## WHAT THIS TASK INVOLVES:
Output every line exactly as written. Leave out pictures.

* BEGIN *

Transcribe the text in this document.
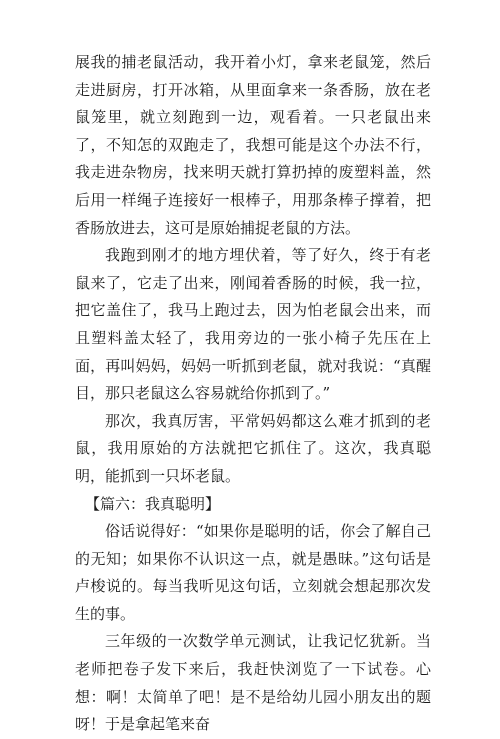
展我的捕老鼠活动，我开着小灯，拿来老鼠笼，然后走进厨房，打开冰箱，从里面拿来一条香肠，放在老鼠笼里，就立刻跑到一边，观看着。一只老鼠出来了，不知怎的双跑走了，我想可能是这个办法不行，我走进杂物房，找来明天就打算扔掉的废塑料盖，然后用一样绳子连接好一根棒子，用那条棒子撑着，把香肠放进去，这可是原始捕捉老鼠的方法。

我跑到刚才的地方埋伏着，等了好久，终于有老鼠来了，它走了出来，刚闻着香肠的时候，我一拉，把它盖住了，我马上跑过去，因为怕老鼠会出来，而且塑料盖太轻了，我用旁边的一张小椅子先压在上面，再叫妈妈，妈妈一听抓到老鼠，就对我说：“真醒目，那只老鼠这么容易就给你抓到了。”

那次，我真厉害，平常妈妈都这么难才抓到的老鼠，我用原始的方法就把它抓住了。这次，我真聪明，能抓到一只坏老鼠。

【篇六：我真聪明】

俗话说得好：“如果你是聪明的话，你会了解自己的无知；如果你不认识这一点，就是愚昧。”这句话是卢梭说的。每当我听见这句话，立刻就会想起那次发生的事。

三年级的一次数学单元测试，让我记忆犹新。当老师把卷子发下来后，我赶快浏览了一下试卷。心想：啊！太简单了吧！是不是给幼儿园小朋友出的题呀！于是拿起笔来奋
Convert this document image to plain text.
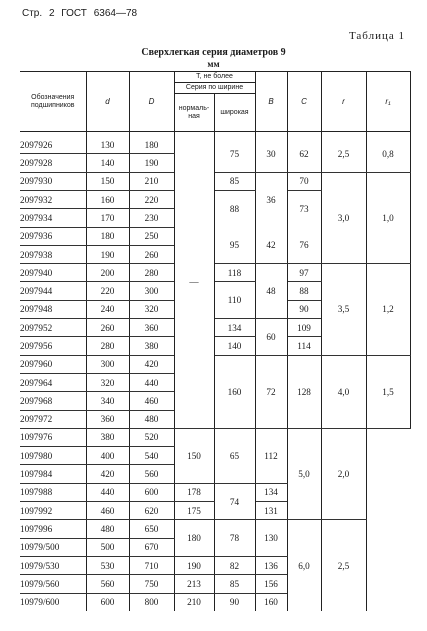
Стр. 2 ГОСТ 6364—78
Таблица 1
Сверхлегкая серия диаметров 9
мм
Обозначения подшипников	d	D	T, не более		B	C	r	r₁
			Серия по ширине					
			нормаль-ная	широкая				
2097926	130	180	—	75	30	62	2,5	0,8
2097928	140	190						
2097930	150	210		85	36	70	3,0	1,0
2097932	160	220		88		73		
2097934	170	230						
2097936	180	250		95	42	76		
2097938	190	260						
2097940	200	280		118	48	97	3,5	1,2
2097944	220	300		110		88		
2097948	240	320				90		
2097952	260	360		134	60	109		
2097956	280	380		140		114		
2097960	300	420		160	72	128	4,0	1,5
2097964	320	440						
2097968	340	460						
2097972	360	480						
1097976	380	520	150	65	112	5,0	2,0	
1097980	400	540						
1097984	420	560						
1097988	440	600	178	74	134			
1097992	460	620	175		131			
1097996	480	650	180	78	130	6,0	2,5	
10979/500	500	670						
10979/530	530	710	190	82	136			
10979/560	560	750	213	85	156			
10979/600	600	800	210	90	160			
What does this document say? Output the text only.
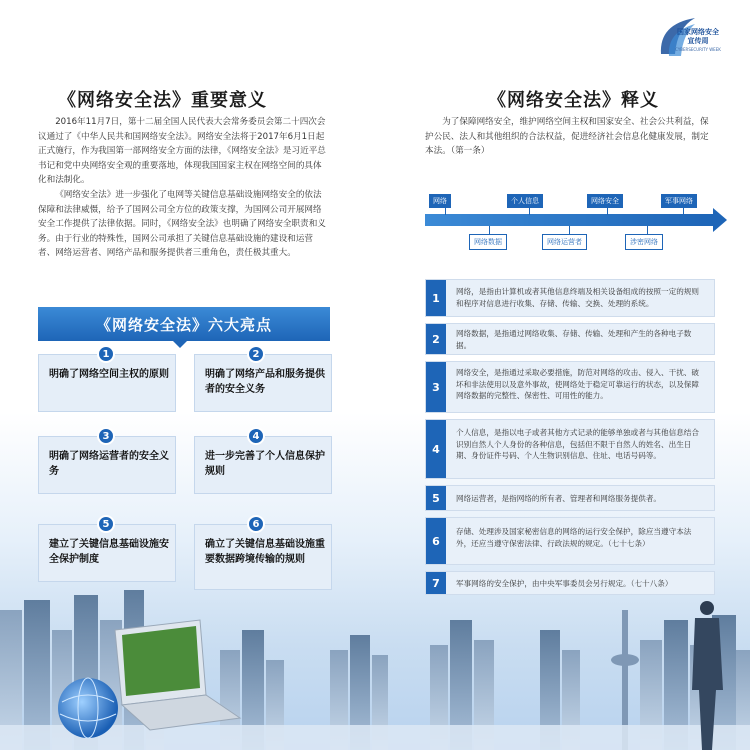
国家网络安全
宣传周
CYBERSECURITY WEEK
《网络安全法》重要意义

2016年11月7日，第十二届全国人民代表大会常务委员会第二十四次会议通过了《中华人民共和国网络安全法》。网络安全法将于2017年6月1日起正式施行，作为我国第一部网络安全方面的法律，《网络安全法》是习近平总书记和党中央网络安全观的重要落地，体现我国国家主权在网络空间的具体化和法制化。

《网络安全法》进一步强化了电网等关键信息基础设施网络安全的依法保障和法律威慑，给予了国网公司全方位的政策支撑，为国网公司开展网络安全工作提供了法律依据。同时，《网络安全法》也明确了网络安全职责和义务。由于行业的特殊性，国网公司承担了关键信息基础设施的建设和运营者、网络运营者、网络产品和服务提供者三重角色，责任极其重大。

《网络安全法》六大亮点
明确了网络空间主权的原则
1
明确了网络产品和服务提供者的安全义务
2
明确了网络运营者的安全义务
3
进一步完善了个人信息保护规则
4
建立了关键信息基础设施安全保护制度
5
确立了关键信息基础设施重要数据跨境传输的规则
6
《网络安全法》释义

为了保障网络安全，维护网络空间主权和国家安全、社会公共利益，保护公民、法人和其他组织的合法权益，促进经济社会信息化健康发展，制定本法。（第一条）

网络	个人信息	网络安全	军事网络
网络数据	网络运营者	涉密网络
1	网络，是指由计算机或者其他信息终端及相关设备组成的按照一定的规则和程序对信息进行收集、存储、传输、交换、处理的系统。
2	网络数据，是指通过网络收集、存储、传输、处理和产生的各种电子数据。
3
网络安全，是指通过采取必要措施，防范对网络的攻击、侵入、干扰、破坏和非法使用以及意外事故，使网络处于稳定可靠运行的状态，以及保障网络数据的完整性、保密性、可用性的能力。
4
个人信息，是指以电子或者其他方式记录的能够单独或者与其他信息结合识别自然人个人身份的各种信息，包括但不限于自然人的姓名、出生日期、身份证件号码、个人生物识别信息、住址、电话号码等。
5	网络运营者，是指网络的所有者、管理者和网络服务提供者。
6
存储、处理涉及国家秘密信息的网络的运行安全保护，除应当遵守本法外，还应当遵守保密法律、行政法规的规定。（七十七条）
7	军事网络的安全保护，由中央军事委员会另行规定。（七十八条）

* END *

## OUTPUT BELOW:
Transcribe the text in this document.
展我的捕老鼠活动，我开着小灯，拿来老鼠笼，然后走进厨房，打开冰箱，从里面拿来一条香肠，放在老鼠笼里，就立刻跑到一边，观看着。一只老鼠出来了，不知怎的双跑走了，我想可能是这个办法不行，我走进杂物房，找来明天就打算扔掉的废塑料盖，然后用一样绳子连接好一根棒子，用那条棒子撑着，把香肠放进去，这可是原始捕捉老鼠的方法。

我跑到刚才的地方埋伏着，等了好久，终于有老鼠来了，它走了出来，刚闻着香肠的时候，我一拉，把它盖住了，我马上跑过去，因为怕老鼠会出来，而且塑料盖太轻了，我用旁边的一张小椅子先压在上面，再叫妈妈，妈妈一听抓到老鼠，就对我说：“真醒目，那只老鼠这么容易就给你抓到了。”

那次，我真厉害，平常妈妈都这么难才抓到的老鼠，我用原始的方法就把它抓住了。这次，我真聪明，能抓到一只坏老鼠。

【篇六：我真聪明】

俗话说得好：“如果你是聪明的话，你会了解自己的无知；如果你不认识这一点，就是愚昧。”这句话是卢梭说的。每当我听见这句话，立刻就会想起那次发生的事。

三年级的一次数学单元测试，让我记忆犹新。当老师把卷子发下来后，我赶快浏览了一下试卷。心想：啊！太简单了吧！是不是给幼儿园小朋友出的题呀！于是拿起笔来奋
Convert this document image to plain text.
Стр. 2 ГОСТ 6364—78
Таблица 1
Сверхлегкая серия диаметров 9
мм
Обозначения подшипников	d	D	T, не более		B	C	r	r₁
			Серия по ширине					
			нормаль-ная	широкая				
2097926	130	180	—	75	30	62	2,5	0,8
2097928	140	190						
2097930	150	210		85	36	70	3,0	1,0
2097932	160	220		88		73		
2097934	170	230						
2097936	180	250		95	42	76		
2097938	190	260						
2097940	200	280		118	48	97	3,5	1,2
2097944	220	300		110		88		
2097948	240	320				90		
2097952	260	360		134	60	109		
2097956	280	380		140		114		
2097960	300	420		160	72	128	4,0	1,5
2097964	320	440						
2097968	340	460						
2097972	360	480						
1097976	380	520	150	65	112	5,0	2,0	
1097980	400	540						
1097984	420	560						
1097988	440	600	178	74	134			
1097992	460	620	175		131			
1097996	480	650	180	78	130	6,0	2,5	
10979/500	500	670						
10979/530	530	710	190	82	136			
10979/560	560	750	213	85	156			
10979/600	600	800	210	90	160			
What does this document say? Output the text only.
国家网络安全
宣传周
CYBERSECURITY WEEK
《网络安全法》重要意义

2016年11月7日，第十二届全国人民代表大会常务委员会第二十四次会议通过了《中华人民共和国网络安全法》。网络安全法将于2017年6月1日起正式施行，作为我国第一部网络安全方面的法律，《网络安全法》是习近平总书记和党中央网络安全观的重要落地，体现我国国家主权在网络空间的具体化和法制化。

《网络安全法》进一步强化了电网等关键信息基础设施网络安全的依法保障和法律威慑，给予了国网公司全方位的政策支撑，为国网公司开展网络安全工作提供了法律依据。同时，《网络安全法》也明确了网络安全职责和义务。由于行业的特殊性，国网公司承担了关键信息基础设施的建设和运营者、网络运营者、网络产品和服务提供者三重角色，责任极其重大。

《网络安全法》六大亮点
明确了网络空间主权的原则
1
明确了网络产品和服务提供者的安全义务
2
明确了网络运营者的安全义务
3
进一步完善了个人信息保护规则
4
建立了关键信息基础设施安全保护制度
5
确立了关键信息基础设施重要数据跨境传输的规则
6
《网络安全法》释义

为了保障网络安全，维护网络空间主权和国家安全、社会公共利益，保护公民、法人和其他组织的合法权益，促进经济社会信息化健康发展，制定本法。（第一条）

网络	个人信息	网络安全	军事网络
网络数据	网络运营者	涉密网络
1	网络，是指由计算机或者其他信息终端及相关设备组成的按照一定的规则和程序对信息进行收集、存储、传输、交换、处理的系统。
2	网络数据，是指通过网络收集、存储、传输、处理和产生的各种电子数据。
3
网络安全，是指通过采取必要措施，防范对网络的攻击、侵入、干扰、破坏和非法使用以及意外事故，使网络处于稳定可靠运行的状态，以及保障网络数据的完整性、保密性、可用性的能力。
4
个人信息，是指以电子或者其他方式记录的能够单独或者与其他信息结合识别自然人个人身份的各种信息，包括但不限于自然人的姓名、出生日期、身份证件号码、个人生物识别信息、住址、电话号码等。
5	网络运营者，是指网络的所有者、管理者和网络服务提供者。
6
存储、处理涉及国家秘密信息的网络的运行安全保护，除应当遵守本法外，还应当遵守保密法律、行政法规的规定。（七十七条）
7	军事网络的安全保护，由中央军事委员会另行规定。（七十八条）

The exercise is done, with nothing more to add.